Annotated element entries

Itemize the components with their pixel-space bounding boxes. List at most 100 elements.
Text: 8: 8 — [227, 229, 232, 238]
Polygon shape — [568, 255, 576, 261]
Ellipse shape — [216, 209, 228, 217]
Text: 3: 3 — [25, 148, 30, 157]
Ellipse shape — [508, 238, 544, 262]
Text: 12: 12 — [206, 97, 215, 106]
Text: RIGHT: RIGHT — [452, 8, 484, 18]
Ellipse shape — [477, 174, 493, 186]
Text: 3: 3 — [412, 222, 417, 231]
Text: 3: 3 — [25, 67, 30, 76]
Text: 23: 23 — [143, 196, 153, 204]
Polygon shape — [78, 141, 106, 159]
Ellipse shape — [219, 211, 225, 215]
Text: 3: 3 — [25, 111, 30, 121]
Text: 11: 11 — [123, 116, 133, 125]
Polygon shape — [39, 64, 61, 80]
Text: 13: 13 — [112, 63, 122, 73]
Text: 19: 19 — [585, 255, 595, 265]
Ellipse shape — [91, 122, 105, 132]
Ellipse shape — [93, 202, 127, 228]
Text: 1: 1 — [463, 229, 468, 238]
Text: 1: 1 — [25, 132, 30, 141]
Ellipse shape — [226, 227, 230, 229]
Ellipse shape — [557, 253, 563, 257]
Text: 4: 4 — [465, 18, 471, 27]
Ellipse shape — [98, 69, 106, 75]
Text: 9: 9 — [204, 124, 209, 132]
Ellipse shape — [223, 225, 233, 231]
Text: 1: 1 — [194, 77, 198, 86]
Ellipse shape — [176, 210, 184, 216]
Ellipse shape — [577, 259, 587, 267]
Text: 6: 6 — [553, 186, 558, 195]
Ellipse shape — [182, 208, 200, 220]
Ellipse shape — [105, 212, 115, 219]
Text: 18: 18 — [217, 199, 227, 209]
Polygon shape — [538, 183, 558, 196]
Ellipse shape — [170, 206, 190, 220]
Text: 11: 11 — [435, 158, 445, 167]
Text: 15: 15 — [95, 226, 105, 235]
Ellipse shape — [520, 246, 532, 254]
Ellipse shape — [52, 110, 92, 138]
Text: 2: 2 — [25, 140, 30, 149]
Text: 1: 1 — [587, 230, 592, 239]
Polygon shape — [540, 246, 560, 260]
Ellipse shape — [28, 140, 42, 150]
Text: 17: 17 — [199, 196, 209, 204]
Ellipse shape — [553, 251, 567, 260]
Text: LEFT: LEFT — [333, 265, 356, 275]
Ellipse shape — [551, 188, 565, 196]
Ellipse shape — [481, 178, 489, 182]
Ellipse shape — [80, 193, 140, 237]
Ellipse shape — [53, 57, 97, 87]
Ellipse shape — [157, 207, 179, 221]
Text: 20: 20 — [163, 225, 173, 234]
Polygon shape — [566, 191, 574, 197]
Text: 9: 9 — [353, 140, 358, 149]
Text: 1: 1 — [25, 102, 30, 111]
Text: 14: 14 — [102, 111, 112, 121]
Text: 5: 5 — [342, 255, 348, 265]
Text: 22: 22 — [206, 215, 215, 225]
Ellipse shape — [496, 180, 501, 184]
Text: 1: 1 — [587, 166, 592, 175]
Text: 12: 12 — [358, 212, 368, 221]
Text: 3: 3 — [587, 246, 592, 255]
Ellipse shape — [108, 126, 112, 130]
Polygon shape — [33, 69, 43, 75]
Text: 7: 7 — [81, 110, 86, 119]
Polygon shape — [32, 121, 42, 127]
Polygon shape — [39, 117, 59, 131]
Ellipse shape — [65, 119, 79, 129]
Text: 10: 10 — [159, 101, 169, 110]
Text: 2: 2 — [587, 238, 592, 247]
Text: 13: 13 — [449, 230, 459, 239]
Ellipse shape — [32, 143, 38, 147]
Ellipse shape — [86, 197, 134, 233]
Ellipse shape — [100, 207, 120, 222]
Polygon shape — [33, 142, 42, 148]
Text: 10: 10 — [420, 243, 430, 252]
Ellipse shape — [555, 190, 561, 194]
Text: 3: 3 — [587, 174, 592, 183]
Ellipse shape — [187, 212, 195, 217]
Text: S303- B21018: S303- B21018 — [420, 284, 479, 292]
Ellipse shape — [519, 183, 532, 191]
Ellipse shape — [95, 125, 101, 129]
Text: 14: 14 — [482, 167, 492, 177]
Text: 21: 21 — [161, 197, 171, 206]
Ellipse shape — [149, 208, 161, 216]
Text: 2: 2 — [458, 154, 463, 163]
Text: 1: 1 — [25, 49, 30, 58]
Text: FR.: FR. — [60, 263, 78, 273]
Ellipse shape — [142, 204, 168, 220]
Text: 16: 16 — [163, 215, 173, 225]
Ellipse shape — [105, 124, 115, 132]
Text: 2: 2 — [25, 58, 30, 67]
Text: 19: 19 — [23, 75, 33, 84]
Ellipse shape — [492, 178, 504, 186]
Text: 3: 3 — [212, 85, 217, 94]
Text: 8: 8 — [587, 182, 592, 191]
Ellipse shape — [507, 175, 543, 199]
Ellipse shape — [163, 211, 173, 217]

--

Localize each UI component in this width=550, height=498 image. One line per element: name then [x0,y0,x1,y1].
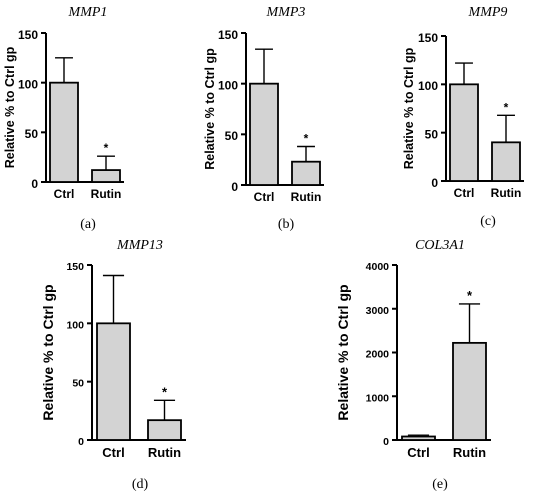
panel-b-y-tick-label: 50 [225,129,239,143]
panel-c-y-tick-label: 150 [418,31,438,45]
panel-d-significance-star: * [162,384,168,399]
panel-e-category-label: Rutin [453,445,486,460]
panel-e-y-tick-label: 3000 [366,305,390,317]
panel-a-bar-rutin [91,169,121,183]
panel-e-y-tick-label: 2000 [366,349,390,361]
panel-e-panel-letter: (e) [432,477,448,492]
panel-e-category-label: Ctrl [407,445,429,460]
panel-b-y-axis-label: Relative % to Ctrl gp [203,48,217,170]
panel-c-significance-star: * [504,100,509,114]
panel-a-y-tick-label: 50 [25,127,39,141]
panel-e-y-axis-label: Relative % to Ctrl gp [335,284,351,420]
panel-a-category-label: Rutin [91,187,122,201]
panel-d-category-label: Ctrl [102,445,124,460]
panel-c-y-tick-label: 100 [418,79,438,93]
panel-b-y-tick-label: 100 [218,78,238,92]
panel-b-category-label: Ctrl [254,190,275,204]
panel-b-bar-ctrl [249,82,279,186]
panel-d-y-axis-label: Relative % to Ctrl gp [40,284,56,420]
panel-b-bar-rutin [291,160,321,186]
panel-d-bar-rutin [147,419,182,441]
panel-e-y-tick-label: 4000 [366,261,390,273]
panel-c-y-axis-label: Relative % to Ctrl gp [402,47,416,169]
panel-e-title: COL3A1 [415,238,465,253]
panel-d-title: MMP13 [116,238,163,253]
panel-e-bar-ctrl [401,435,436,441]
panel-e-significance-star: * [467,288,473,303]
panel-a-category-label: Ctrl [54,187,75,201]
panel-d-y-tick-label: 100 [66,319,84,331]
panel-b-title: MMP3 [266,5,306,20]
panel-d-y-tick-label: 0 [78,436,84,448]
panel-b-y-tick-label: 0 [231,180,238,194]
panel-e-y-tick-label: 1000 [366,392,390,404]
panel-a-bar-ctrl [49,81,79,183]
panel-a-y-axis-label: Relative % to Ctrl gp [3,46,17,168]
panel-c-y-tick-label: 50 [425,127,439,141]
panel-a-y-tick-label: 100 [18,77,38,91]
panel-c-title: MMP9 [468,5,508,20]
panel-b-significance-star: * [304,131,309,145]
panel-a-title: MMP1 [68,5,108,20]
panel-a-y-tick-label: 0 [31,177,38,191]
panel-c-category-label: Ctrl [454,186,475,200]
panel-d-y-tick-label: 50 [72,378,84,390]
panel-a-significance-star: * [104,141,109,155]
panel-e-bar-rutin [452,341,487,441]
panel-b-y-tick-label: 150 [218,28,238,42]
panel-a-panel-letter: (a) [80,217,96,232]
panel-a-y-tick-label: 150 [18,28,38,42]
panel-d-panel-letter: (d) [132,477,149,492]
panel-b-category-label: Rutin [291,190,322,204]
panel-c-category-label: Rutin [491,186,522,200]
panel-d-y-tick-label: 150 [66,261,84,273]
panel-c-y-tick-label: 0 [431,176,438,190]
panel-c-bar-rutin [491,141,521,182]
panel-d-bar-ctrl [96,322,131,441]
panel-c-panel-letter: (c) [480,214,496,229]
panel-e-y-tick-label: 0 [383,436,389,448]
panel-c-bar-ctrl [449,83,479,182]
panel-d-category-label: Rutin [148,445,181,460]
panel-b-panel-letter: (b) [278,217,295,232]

---

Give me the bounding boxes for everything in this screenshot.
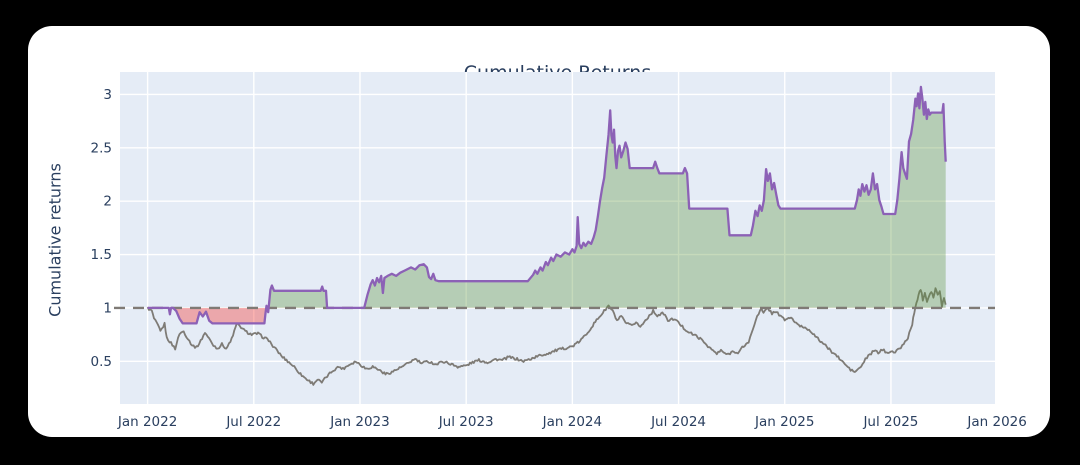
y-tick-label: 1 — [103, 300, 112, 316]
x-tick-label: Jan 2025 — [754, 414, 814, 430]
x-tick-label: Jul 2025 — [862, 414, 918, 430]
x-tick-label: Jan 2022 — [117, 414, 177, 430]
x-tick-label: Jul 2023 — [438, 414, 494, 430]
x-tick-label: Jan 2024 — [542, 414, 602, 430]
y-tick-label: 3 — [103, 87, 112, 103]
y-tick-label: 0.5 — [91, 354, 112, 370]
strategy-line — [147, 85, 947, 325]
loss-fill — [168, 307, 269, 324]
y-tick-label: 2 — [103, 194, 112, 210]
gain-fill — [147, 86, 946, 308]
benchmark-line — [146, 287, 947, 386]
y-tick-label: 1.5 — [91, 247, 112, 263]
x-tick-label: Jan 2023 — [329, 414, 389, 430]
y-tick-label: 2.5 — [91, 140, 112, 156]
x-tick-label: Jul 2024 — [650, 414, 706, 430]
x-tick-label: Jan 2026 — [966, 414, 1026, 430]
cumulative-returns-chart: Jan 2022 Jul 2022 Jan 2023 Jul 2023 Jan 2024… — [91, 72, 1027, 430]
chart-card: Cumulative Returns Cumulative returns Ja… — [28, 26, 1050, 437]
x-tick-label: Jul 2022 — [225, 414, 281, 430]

Written problem: Reproduce the lines of the material beginning with the line that contains "Itemize the components" and ending after the line that contains "Text: 3: 3 — [25, 67, 30, 76]", with both of those lines included.

Correct output:
Itemize the components with their pixel-space bounding boxes. List at most 100 elements.
Text: 8: 8 — [227, 229, 232, 238]
Polygon shape — [568, 255, 576, 261]
Ellipse shape — [216, 209, 228, 217]
Text: 3: 3 — [25, 148, 30, 157]
Ellipse shape — [508, 238, 544, 262]
Text: 12: 12 — [206, 97, 215, 106]
Text: RIGHT: RIGHT — [452, 8, 484, 18]
Ellipse shape — [477, 174, 493, 186]
Text: 3: 3 — [412, 222, 417, 231]
Text: 3: 3 — [25, 67, 30, 76]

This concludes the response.